◆ Exercise: Pictures do not belong in the copy; quote every entry below exactly.

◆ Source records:
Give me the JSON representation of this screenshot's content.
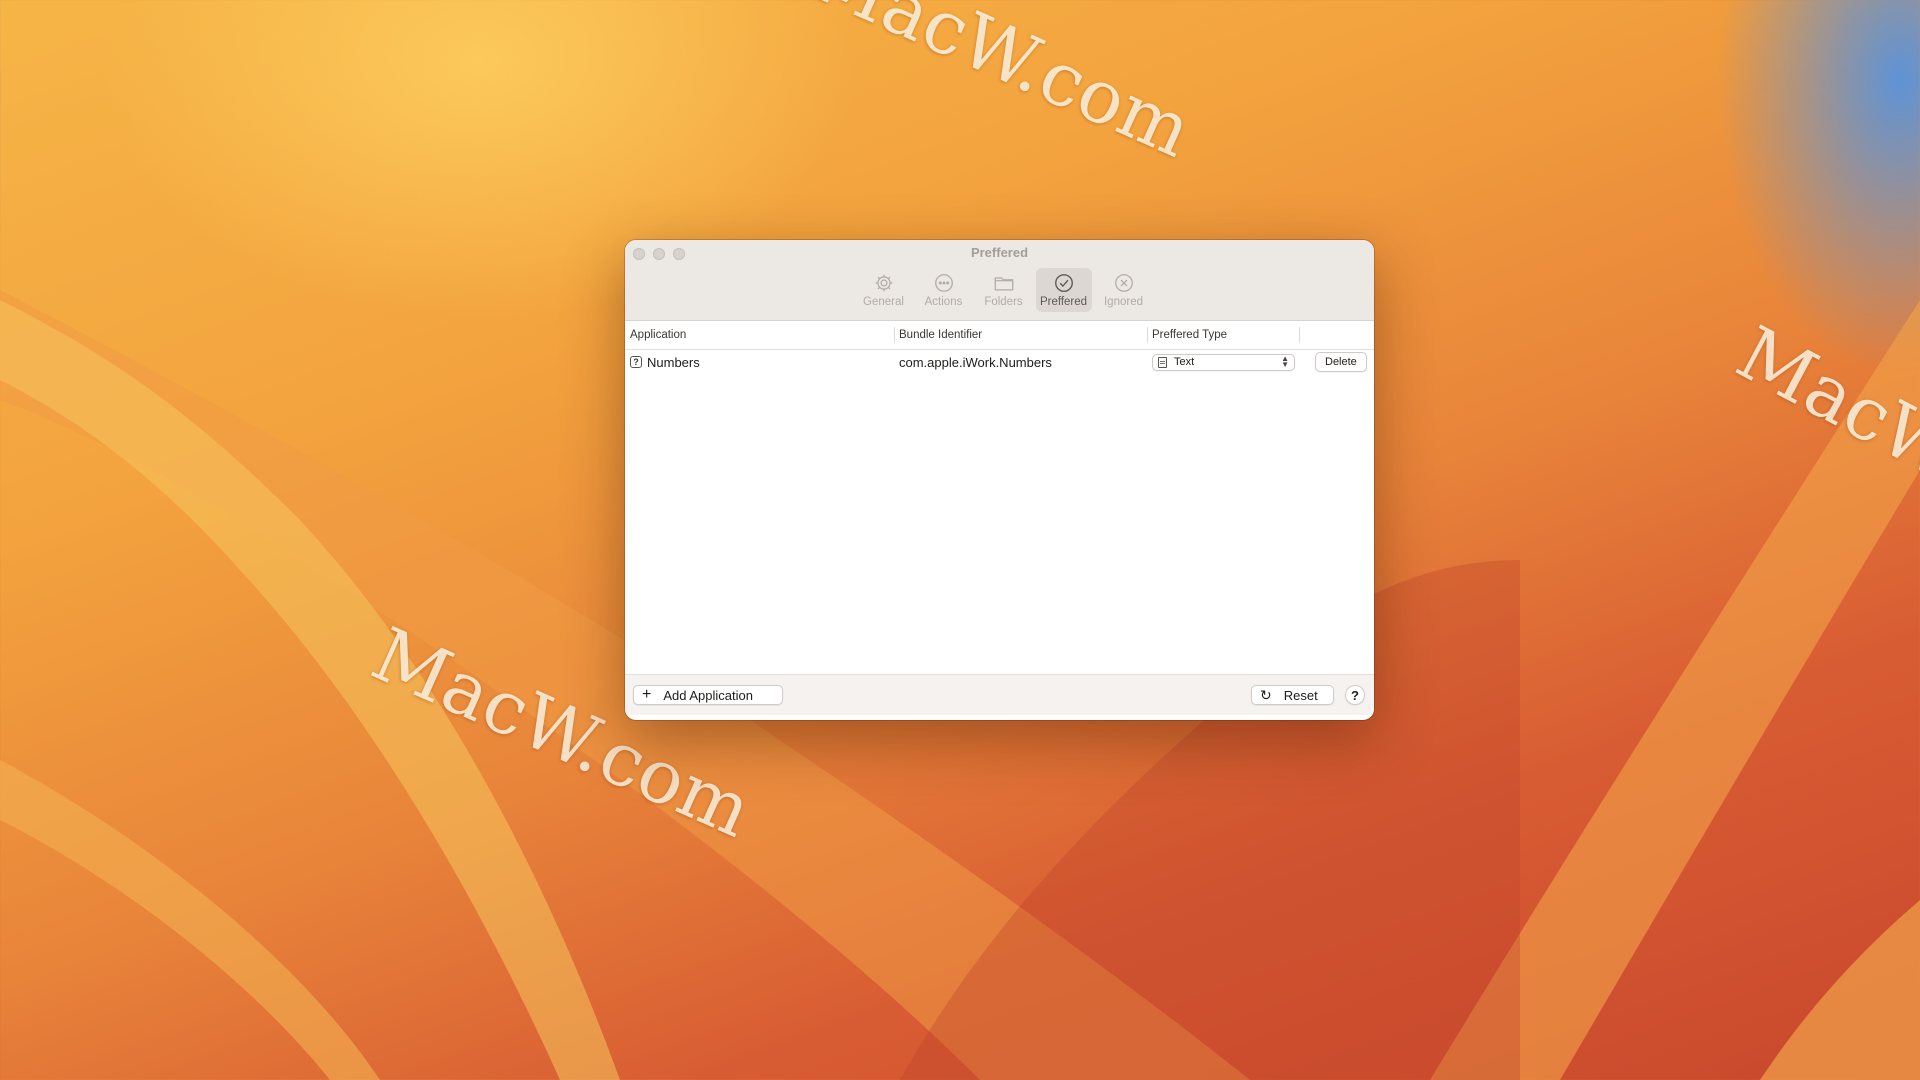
{
  "wallpaper": {
    "watermarks": [
      "MacW.com",
      "MacW.com",
      "MacW.com"
    ]
  },
  "window": {
    "title": "Preffered",
    "toolbar": [
      {
        "label": "General",
        "icon": "gear-icon",
        "active": false
      },
      {
        "label": "Actions",
        "icon": "ellipsis-circle-icon",
        "active": false
      },
      {
        "label": "Folders",
        "icon": "folder-icon",
        "active": false
      },
      {
        "label": "Preffered",
        "icon": "checkmark-circle-icon",
        "active": true
      },
      {
        "label": "Ignored",
        "icon": "x-circle-icon",
        "active": false
      }
    ],
    "table": {
      "headers": [
        "Application",
        "Bundle Identifier",
        "Preffered Type",
        ""
      ],
      "rows": [
        {
          "application": "Numbers",
          "app_icon_glyph": "?",
          "bundle_identifier": "com.apple.iWork.Numbers",
          "preferred_type": "Text",
          "delete_label": "Delete"
        }
      ]
    },
    "footer": {
      "add_label": "Add Application",
      "add_glyph": "+",
      "reset_label": "Reset",
      "reset_glyph": "↻",
      "help_label": "?"
    }
  }
}
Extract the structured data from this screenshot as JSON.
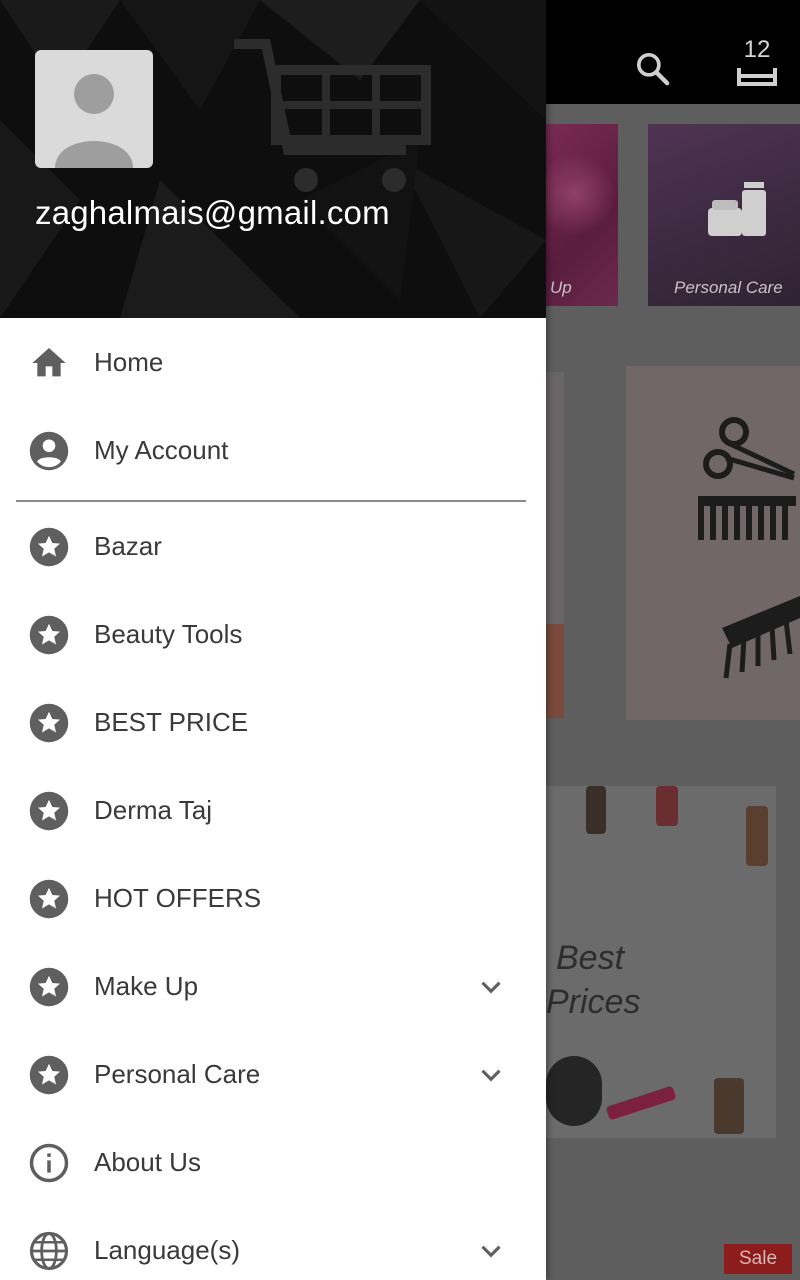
{
  "drawer": {
    "header": {
      "email": "zaghalmais@gmail.com"
    },
    "primary_items": [
      {
        "label": "Home",
        "icon": "home-icon"
      },
      {
        "label": "My Account",
        "icon": "account-circle-icon"
      }
    ],
    "category_items": [
      {
        "label": "Bazar",
        "icon": "star-circle-icon",
        "expandable": false
      },
      {
        "label": "Beauty Tools",
        "icon": "star-circle-icon",
        "expandable": false
      },
      {
        "label": "BEST PRICE",
        "icon": "star-circle-icon",
        "expandable": false
      },
      {
        "label": "Derma Taj",
        "icon": "star-circle-icon",
        "expandable": false
      },
      {
        "label": "HOT OFFERS",
        "icon": "star-circle-icon",
        "expandable": false
      },
      {
        "label": "Make Up",
        "icon": "star-circle-icon",
        "expandable": true
      },
      {
        "label": "Personal Care",
        "icon": "star-circle-icon",
        "expandable": true
      }
    ],
    "other_items": [
      {
        "label": "About Us",
        "icon": "info-icon",
        "expandable": false
      },
      {
        "label": "Language(s)",
        "icon": "globe-icon",
        "expandable": true
      }
    ]
  },
  "app": {
    "cart_count": "12",
    "categories": [
      {
        "label": "Up"
      },
      {
        "label": "Personal Care"
      }
    ],
    "banner": {
      "line1": "Best",
      "line2": "Prices"
    },
    "sale_badge": "Sale"
  },
  "colors": {
    "drawer_bg": "#ffffff",
    "header_bg": "#0e0e0e",
    "icon_gray": "#5f5f5f",
    "text_gray": "#3a3a3a",
    "sale_red": "#8d1c1c"
  }
}
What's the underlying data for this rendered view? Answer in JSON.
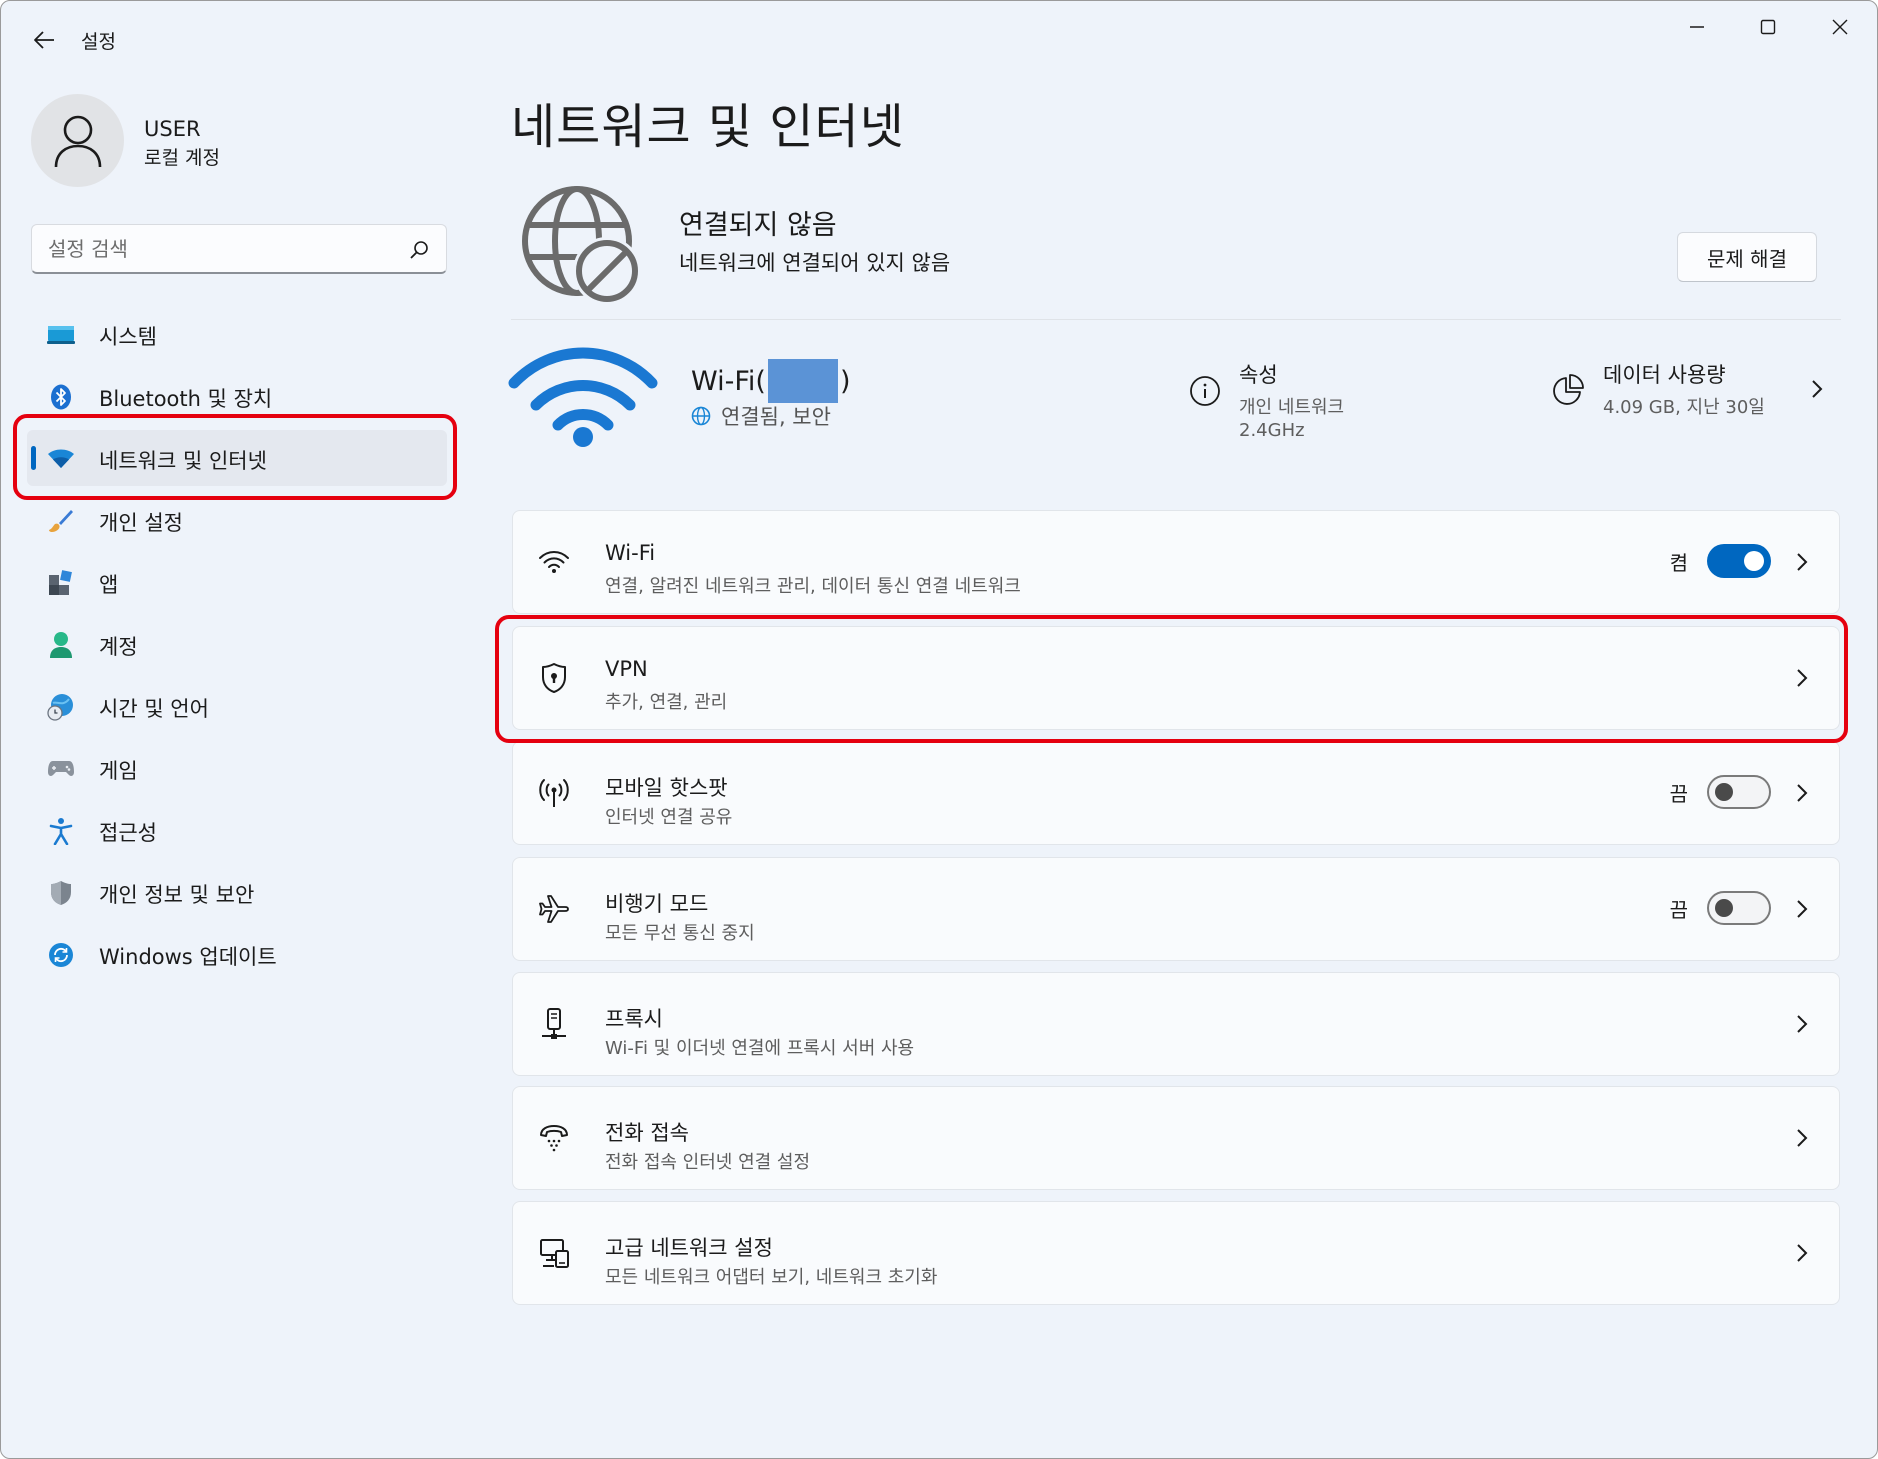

◆ Exercise solution:
Give me the JSON representation of this screenshot's content.
{
  "wallpaper": {
    "watermarks": [
      "MacW.com",
      "MacW.com",
      "MacW.com"
    ]
  },
  "window": {
    "title": "Preffered",
    "toolbar": [
      {
        "label": "General",
        "icon": "gear-icon",
        "active": false
      },
      {
        "label": "Actions",
        "icon": "ellipsis-circle-icon",
        "active": false
      },
      {
        "label": "Folders",
        "icon": "folder-icon",
        "active": false
      },
      {
        "label": "Preffered",
        "icon": "checkmark-circle-icon",
        "active": true
      },
      {
        "label": "Ignored",
        "icon": "x-circle-icon",
        "active": false
      }
    ],
    "table": {
      "headers": [
        "Application",
        "Bundle Identifier",
        "Preffered Type",
        ""
      ],
      "rows": [
        {
          "application": "Numbers",
          "app_icon_glyph": "?",
          "bundle_identifier": "com.apple.iWork.Numbers",
          "preferred_type": "Text",
          "delete_label": "Delete"
        }
      ]
    },
    "footer": {
      "add_label": "Add Application",
      "add_glyph": "+",
      "reset_label": "Reset",
      "reset_glyph": "↻",
      "help_label": "?"
    }
  }
}
Extract the structured data from this screenshot as JSON.
{
  "drawer": {
    "header": {
      "email": "zaghalmais@gmail.com"
    },
    "primary_items": [
      {
        "label": "Home",
        "icon": "home-icon"
      },
      {
        "label": "My Account",
        "icon": "account-circle-icon"
      }
    ],
    "category_items": [
      {
        "label": "Bazar",
        "icon": "star-circle-icon",
        "expandable": false
      },
      {
        "label": "Beauty Tools",
        "icon": "star-circle-icon",
        "expandable": false
      },
      {
        "label": "BEST PRICE",
        "icon": "star-circle-icon",
        "expandable": false
      },
      {
        "label": "Derma Taj",
        "icon": "star-circle-icon",
        "expandable": false
      },
      {
        "label": "HOT OFFERS",
        "icon": "star-circle-icon",
        "expandable": false
      },
      {
        "label": "Make Up",
        "icon": "star-circle-icon",
        "expandable": true
      },
      {
        "label": "Personal Care",
        "icon": "star-circle-icon",
        "expandable": true
      }
    ],
    "other_items": [
      {
        "label": "About Us",
        "icon": "info-icon",
        "expandable": false
      },
      {
        "label": "Language(s)",
        "icon": "globe-icon",
        "expandable": true
      }
    ]
  },
  "app": {
    "cart_count": "12",
    "categories": [
      {
        "label": "Up"
      },
      {
        "label": "Personal Care"
      }
    ],
    "banner": {
      "line1": "Best",
      "line2": "Prices"
    },
    "sale_badge": "Sale"
  },
  "colors": {
    "drawer_bg": "#ffffff",
    "header_bg": "#0e0e0e",
    "icon_gray": "#5f5f5f",
    "text_gray": "#3a3a3a",
    "sale_red": "#8d1c1c"
  }
}
What's the underlying data for this rendered view? Answer in JSON.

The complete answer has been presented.